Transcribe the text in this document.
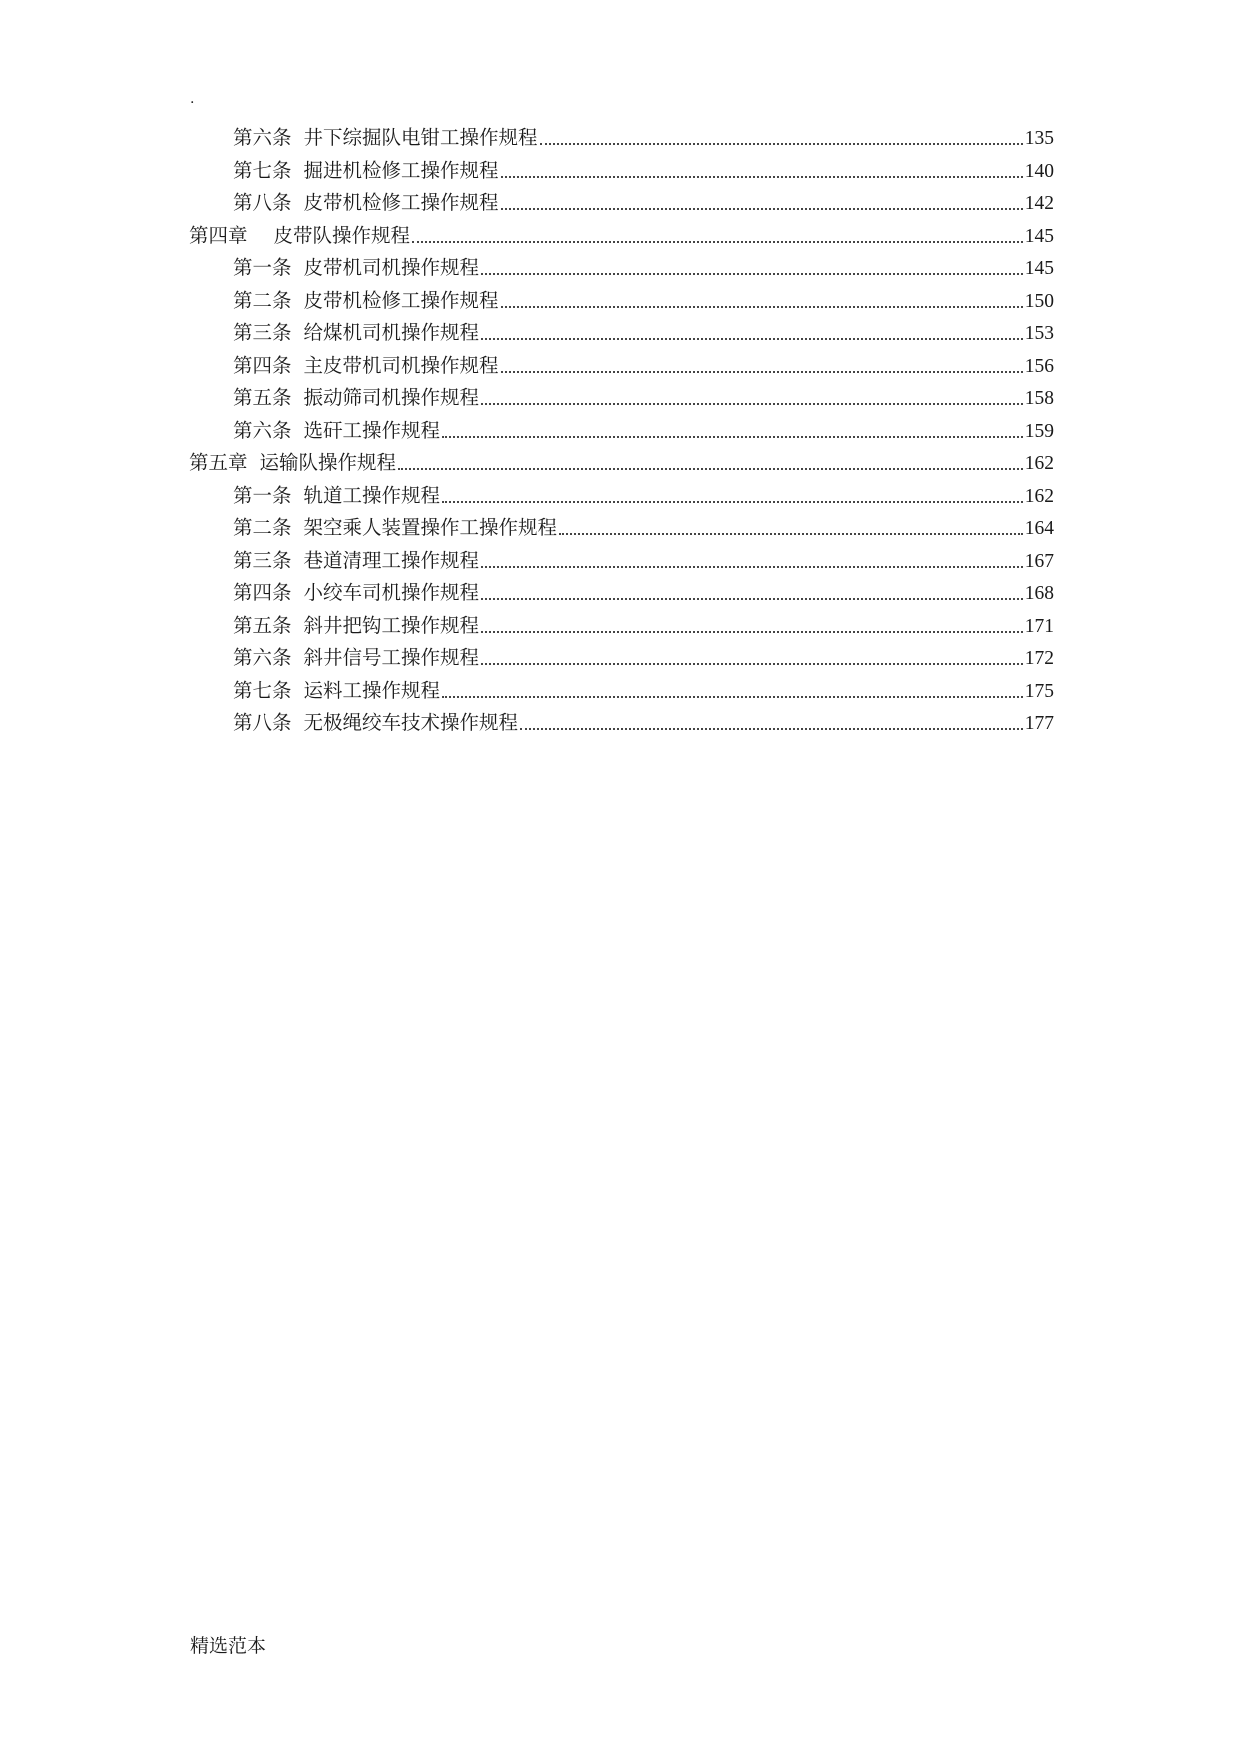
.
第六条 井下综掘队电钳工操作规程	135
第七条 掘进机检修工操作规程	140
第八条 皮带机检修工操作规程	142
第四章 皮带队操作规程	145
第一条 皮带机司机操作规程	145
第二条 皮带机检修工操作规程	150
第三条 给煤机司机操作规程	153
第四条 主皮带机司机操作规程	156
第五条 振动筛司机操作规程	158
第六条 选矸工操作规程	159
第五章 运输队操作规程	162
第一条 轨道工操作规程	162
第二条 架空乘人装置操作工操作规程	164
第三条 巷道清理工操作规程	167
第四条 小绞车司机操作规程	168
第五条 斜井把钩工操作规程	171
第六条 斜井信号工操作规程	172
第七条 运料工操作规程	175
第八条 无极绳绞车技术操作规程	177
精选范本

+===+

(WHAT THE TASK REQUIRES)
Omit the pictures. Output every record above word for word.

(COMPLETE RESPONSE)
Transcribe the text in this document.
.
第六条 井下综掘队电钳工操作规程	135
第七条 掘进机检修工操作规程	140
第八条 皮带机检修工操作规程	142
第四章 皮带队操作规程	145
第一条 皮带机司机操作规程	145
第二条 皮带机检修工操作规程	150
第三条 给煤机司机操作规程	153
第四条 主皮带机司机操作规程	156
第五条 振动筛司机操作规程	158
第六条 选矸工操作规程	159
第五章 运输队操作规程	162
第一条 轨道工操作规程	162
第二条 架空乘人装置操作工操作规程	164
第三条 巷道清理工操作规程	167
第四条 小绞车司机操作规程	168
第五条 斜井把钩工操作规程	171
第六条 斜井信号工操作规程	172
第七条 运料工操作规程	175
第八条 无极绳绞车技术操作规程	177
精选范本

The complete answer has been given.